Transcribe every line exactly and omit anything that is a picture.
======== RECORDS TO PROCESS ========
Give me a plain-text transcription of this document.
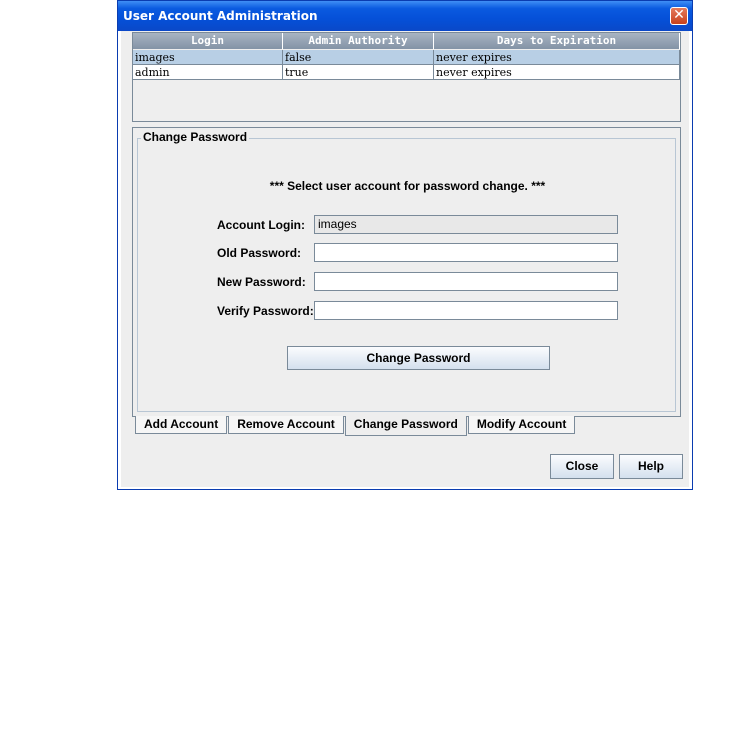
User Account Administration	✕
Login	Admin Authority	Days to Expiration
images	false	never expires
admin	true	never expires
Change Password
*** Select user account for password change. ***
Account Login:	images
Old Password:
New Password:
Verify Password:
Change Password
Add Account	Remove Account	Change Password	Modify Account
Close	Help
========
● **WRITTEN ANSWER**
Give me a plain-text transcription of this document.
User Account Administration	✕
Login	Admin Authority	Days to Expiration
images	false	never expires
admin	true	never expires
Change Password
*** Select user account for password change. ***
Account Login:	images
Old Password:
New Password:
Verify Password:
Change Password
Add Account	Remove Account	Change Password	Modify Account
Close	Help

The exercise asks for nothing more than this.